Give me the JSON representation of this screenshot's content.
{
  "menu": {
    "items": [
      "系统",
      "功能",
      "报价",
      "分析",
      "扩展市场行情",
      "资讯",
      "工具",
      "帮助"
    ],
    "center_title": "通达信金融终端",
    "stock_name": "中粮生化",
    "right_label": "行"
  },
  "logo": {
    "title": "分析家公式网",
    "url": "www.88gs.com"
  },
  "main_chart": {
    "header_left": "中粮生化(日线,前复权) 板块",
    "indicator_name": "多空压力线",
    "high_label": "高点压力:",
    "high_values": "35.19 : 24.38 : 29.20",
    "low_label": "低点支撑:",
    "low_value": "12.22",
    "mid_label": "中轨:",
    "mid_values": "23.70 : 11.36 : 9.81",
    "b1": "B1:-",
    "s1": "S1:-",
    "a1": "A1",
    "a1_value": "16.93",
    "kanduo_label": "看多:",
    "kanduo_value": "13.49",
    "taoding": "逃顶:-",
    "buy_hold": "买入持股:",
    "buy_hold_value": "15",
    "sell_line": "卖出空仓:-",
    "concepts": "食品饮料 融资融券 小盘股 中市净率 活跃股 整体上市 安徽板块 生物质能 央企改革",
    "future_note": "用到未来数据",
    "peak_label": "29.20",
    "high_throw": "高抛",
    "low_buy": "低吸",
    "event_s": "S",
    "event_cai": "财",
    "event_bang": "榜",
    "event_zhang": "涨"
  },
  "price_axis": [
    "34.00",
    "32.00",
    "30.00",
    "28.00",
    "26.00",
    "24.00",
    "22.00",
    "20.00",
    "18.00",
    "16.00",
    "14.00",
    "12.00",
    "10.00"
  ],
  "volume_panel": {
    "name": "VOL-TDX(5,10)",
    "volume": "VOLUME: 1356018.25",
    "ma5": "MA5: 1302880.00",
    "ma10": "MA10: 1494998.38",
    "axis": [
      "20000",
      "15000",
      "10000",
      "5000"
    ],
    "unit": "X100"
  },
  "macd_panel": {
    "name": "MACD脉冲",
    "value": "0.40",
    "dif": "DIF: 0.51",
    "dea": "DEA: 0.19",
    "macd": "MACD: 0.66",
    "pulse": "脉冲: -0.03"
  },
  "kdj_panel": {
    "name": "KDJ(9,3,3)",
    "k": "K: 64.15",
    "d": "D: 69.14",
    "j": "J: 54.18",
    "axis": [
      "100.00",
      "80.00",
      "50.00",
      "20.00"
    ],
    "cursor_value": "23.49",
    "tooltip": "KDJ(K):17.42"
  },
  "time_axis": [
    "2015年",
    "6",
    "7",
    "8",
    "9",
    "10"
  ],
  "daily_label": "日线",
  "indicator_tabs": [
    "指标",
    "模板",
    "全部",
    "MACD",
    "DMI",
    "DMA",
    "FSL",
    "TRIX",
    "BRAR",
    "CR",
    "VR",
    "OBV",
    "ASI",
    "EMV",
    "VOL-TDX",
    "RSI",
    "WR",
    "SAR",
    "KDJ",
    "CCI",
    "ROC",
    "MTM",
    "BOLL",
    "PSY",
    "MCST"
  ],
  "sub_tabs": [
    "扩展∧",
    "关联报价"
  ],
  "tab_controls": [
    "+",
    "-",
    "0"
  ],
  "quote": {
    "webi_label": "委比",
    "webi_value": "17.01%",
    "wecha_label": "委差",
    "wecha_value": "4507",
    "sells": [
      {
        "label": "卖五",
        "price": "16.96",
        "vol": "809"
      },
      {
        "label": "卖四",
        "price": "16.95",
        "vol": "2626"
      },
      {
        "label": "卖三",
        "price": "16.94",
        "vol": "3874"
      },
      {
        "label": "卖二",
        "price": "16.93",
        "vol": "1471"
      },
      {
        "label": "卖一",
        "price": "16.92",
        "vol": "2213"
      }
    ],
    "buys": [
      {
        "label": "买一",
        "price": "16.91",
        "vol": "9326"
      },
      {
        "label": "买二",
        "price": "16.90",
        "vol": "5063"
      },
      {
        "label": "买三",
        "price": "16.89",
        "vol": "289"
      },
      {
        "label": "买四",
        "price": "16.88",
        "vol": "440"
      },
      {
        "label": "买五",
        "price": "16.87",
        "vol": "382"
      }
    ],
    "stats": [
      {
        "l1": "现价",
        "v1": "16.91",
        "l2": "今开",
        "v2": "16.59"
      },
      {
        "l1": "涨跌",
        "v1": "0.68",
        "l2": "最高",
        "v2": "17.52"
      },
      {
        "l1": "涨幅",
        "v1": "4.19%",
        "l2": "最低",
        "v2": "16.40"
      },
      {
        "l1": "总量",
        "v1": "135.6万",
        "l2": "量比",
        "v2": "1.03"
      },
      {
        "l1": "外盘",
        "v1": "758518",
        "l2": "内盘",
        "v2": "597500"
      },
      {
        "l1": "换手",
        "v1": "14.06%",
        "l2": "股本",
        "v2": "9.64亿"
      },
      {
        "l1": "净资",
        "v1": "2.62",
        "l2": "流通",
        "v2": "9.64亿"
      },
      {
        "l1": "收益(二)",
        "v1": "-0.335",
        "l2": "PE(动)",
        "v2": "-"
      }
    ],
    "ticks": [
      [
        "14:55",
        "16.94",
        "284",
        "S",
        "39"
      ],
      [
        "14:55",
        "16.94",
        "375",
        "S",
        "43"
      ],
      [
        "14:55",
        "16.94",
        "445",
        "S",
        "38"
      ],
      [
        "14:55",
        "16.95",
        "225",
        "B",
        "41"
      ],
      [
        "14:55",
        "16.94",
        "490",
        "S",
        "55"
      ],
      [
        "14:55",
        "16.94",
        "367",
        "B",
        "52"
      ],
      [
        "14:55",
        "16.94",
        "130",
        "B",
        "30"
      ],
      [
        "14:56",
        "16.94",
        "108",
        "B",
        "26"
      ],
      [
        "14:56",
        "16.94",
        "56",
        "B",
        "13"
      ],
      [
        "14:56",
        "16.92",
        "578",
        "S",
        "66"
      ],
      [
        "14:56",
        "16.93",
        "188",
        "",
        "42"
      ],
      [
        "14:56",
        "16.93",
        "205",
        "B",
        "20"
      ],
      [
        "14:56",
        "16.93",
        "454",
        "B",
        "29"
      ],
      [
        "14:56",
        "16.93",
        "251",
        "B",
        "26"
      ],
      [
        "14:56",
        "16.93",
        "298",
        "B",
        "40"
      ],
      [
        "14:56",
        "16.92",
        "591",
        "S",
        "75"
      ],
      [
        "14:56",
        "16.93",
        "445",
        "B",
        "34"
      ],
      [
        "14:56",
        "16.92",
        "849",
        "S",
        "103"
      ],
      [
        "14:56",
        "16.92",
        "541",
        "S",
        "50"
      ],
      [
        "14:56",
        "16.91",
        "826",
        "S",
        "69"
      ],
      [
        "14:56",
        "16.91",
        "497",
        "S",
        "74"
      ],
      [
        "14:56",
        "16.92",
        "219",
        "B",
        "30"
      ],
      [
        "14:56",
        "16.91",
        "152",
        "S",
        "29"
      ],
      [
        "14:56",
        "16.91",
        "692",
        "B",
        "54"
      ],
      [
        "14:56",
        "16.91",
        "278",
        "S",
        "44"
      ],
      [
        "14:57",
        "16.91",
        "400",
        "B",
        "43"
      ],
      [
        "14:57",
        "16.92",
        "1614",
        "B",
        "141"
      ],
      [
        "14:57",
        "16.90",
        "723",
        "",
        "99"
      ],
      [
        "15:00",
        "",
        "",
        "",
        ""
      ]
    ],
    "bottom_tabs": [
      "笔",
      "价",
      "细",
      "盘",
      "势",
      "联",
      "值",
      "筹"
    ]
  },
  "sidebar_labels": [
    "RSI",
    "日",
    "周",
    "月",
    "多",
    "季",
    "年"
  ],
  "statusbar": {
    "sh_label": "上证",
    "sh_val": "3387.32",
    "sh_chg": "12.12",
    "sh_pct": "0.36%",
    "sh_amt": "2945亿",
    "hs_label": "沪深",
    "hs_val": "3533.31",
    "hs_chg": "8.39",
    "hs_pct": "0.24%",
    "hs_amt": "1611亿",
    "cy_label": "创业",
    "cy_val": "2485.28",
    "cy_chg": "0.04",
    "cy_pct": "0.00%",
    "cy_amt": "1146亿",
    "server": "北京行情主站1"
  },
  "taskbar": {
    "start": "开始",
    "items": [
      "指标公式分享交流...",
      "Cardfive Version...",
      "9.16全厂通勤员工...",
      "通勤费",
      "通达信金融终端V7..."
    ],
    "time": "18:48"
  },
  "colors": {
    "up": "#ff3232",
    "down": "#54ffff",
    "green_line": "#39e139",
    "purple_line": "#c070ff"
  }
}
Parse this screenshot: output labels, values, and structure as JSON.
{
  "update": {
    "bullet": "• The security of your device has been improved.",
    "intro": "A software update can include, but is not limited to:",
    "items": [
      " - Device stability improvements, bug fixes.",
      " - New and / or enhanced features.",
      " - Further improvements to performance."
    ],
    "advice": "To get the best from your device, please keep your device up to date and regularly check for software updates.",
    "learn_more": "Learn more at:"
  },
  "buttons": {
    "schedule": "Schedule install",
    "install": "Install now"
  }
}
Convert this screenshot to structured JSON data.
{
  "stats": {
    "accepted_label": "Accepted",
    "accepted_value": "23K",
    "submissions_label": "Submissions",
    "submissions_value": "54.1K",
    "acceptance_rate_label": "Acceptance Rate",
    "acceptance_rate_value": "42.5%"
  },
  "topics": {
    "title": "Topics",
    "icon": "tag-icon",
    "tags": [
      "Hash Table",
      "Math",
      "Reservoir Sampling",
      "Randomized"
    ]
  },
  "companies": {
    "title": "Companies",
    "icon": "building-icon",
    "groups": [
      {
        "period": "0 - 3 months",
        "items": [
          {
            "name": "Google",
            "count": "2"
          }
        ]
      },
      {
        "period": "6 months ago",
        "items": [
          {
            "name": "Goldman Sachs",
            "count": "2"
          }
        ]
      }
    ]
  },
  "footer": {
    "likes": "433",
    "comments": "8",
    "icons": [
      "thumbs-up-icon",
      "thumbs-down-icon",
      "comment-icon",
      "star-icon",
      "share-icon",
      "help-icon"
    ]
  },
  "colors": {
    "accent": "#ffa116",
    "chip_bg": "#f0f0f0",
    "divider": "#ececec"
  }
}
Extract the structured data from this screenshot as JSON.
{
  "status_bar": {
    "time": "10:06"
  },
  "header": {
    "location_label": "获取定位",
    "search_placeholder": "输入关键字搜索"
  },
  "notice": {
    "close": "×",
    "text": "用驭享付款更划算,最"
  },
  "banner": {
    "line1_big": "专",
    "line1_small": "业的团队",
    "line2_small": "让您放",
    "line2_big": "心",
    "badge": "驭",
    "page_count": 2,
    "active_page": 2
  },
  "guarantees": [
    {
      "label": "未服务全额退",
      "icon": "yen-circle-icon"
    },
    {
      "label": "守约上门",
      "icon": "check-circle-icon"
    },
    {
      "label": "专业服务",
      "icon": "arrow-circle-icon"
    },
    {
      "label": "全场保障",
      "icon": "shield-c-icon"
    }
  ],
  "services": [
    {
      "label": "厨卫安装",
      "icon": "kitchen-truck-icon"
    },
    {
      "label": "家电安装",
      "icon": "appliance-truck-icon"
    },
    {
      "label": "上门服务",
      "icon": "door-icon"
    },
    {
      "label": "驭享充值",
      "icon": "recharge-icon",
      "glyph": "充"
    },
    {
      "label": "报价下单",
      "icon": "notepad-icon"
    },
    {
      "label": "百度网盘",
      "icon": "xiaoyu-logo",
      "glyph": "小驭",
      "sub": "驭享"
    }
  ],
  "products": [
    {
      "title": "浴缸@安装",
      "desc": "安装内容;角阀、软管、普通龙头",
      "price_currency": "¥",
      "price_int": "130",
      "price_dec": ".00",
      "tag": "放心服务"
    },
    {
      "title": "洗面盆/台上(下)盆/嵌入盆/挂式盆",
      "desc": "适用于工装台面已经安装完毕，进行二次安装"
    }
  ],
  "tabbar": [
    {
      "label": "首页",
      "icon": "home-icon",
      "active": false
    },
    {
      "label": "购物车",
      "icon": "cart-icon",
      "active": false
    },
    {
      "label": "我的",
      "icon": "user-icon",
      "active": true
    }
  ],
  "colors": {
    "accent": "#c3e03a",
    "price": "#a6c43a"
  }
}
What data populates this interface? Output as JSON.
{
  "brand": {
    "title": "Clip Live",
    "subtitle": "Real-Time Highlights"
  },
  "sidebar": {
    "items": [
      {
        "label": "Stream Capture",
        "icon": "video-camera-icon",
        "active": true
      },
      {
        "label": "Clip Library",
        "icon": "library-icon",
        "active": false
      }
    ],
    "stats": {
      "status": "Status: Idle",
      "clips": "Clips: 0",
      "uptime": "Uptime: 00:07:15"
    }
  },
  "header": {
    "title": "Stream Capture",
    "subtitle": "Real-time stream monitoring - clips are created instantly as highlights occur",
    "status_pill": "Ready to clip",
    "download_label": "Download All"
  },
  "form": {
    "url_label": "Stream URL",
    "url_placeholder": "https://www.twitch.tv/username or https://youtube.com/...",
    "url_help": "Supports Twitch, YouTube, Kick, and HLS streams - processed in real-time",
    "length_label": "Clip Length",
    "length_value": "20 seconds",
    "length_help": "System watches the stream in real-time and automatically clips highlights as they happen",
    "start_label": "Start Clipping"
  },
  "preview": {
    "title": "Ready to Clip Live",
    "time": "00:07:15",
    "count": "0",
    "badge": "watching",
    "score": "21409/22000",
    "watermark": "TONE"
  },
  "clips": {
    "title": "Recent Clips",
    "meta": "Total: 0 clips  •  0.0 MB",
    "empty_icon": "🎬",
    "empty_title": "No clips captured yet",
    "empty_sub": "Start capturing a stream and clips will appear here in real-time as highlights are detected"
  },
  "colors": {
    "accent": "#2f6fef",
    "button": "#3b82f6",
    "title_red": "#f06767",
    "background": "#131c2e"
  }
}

--------

WRITTEN INSTRUCTION: Pick out the lines above containing the word "Ready", then copy them.

RESPONSE TO THE EXERCISE:
    "status_pill": "Ready to clip",
    "title": "Ready to Clip Live",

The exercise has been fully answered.